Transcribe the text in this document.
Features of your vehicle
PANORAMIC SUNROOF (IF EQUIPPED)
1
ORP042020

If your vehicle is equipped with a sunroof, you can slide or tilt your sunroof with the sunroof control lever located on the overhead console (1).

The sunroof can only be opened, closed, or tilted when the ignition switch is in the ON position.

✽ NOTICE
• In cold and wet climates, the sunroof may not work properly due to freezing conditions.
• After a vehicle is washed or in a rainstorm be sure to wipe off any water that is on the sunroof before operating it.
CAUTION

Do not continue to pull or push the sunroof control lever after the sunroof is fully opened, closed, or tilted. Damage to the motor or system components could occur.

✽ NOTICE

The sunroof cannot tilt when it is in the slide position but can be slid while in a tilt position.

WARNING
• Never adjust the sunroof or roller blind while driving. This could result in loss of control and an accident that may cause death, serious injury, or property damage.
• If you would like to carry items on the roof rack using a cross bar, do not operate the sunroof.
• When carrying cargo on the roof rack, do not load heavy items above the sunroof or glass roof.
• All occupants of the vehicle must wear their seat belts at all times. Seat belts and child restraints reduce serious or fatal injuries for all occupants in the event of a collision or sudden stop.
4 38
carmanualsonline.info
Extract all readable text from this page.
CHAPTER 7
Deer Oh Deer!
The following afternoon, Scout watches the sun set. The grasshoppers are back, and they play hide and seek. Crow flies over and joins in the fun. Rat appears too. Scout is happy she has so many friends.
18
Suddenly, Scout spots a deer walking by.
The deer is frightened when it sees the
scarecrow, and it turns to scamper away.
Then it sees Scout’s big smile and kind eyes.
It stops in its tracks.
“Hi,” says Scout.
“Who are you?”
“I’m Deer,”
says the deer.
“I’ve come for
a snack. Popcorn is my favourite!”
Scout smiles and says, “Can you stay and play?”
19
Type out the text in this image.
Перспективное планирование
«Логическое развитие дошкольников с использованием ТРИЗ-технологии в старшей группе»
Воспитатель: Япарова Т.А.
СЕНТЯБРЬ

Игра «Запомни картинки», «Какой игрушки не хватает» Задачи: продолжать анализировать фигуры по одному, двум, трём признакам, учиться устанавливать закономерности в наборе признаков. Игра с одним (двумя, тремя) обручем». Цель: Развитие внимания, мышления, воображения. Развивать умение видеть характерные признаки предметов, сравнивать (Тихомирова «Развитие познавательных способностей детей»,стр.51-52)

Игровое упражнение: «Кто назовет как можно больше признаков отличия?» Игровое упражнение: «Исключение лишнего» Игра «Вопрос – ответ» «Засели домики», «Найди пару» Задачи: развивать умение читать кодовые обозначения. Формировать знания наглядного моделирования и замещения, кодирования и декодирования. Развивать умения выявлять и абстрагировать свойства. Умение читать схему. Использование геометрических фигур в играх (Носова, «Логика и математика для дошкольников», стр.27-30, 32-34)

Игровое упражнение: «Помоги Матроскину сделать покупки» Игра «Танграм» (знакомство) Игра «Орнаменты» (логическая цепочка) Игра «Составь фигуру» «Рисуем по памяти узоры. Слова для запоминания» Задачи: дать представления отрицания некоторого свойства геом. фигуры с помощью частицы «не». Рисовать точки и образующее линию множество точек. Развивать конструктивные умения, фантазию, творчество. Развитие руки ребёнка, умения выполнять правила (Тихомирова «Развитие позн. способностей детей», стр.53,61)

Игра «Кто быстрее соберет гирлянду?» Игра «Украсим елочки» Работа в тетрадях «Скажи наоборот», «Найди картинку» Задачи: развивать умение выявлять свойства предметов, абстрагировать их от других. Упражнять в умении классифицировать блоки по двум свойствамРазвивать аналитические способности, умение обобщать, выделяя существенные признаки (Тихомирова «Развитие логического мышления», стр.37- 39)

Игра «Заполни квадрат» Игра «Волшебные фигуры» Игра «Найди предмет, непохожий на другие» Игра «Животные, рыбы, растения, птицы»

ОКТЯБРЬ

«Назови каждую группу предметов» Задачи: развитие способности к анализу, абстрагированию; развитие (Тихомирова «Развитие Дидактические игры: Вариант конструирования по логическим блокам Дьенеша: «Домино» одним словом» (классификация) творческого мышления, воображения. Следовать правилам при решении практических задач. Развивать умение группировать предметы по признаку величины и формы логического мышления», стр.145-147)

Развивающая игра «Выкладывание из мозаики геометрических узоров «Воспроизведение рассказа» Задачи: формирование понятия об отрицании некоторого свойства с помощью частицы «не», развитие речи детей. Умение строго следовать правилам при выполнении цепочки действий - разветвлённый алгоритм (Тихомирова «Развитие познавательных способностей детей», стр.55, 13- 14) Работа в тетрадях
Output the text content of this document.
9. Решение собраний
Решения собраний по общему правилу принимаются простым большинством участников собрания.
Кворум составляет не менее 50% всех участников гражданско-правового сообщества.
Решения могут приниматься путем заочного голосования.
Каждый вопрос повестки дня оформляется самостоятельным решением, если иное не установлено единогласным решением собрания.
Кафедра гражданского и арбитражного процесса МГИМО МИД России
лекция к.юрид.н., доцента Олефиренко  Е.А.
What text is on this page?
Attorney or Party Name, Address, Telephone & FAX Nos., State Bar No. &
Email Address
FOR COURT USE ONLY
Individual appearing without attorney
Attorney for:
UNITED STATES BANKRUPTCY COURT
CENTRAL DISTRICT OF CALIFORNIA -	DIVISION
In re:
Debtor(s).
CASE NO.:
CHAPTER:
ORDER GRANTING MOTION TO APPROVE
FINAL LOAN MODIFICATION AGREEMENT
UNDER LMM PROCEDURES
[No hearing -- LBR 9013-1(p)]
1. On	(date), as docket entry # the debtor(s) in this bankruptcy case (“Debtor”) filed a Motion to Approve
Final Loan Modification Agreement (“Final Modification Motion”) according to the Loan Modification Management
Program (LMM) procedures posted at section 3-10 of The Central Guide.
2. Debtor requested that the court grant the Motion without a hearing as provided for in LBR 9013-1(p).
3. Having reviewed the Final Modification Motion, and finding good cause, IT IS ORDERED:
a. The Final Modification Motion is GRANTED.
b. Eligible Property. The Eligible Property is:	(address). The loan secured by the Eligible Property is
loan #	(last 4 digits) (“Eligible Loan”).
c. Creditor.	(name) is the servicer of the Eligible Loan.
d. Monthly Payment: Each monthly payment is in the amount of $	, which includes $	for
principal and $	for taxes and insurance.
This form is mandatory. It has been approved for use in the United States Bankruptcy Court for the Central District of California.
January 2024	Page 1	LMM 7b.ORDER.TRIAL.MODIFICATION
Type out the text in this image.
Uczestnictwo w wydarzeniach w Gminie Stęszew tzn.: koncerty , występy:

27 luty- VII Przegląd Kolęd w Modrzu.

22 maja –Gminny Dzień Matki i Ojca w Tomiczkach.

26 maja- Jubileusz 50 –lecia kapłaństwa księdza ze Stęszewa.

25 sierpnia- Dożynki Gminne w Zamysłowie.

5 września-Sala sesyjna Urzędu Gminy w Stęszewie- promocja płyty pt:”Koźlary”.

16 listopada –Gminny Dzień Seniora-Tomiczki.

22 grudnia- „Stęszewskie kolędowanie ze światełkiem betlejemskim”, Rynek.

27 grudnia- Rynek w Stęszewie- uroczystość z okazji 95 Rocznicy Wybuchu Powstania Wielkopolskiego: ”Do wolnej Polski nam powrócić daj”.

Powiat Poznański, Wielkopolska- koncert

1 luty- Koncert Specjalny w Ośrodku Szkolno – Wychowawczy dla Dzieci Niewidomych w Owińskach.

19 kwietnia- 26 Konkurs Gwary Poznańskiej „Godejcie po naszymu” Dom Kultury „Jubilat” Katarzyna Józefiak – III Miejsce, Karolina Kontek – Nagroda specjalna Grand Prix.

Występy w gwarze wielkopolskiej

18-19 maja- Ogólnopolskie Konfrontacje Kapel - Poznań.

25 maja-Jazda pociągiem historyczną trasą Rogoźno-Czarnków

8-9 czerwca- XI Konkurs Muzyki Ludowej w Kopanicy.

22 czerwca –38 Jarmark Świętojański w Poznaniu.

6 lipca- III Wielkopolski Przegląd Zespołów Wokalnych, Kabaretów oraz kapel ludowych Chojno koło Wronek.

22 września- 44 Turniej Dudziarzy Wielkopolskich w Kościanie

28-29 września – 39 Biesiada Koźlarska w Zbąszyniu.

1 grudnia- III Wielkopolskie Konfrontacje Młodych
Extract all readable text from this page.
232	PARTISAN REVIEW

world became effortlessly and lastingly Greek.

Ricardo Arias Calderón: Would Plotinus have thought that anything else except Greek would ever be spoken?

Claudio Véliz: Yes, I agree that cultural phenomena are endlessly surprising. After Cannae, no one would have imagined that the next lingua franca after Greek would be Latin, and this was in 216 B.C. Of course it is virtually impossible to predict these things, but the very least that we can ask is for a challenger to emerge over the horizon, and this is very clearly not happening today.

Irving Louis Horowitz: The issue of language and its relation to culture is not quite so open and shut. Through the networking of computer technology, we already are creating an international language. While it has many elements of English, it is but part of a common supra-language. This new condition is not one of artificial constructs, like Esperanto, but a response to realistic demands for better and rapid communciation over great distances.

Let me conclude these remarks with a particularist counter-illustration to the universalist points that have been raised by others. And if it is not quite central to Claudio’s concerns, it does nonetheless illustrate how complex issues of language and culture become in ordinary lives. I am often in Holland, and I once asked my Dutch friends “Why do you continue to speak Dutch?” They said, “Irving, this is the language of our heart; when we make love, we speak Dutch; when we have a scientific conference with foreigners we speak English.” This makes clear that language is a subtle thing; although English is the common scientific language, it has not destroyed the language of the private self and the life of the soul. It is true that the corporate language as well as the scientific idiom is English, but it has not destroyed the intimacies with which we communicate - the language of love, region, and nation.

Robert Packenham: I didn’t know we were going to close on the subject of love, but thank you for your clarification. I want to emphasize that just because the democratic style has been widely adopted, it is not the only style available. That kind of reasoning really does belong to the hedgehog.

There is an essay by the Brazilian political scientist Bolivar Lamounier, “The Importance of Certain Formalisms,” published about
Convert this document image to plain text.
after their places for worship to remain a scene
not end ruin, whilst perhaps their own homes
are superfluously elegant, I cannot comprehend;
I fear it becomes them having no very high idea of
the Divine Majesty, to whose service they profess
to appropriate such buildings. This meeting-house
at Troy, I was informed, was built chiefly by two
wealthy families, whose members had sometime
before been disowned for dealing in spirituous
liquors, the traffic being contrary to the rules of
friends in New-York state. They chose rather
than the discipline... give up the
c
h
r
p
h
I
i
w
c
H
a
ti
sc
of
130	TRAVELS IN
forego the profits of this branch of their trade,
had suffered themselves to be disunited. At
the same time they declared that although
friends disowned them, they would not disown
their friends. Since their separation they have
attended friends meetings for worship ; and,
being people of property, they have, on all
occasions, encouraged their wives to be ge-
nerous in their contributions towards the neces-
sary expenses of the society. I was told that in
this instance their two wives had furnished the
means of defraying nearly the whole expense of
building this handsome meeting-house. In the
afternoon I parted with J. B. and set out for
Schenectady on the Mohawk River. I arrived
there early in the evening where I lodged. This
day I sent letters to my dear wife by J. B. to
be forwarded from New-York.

------------------------

> [Written task]
How many lines of the listing above include the word "Scout"? State the number and nothing else.

> [Output]
5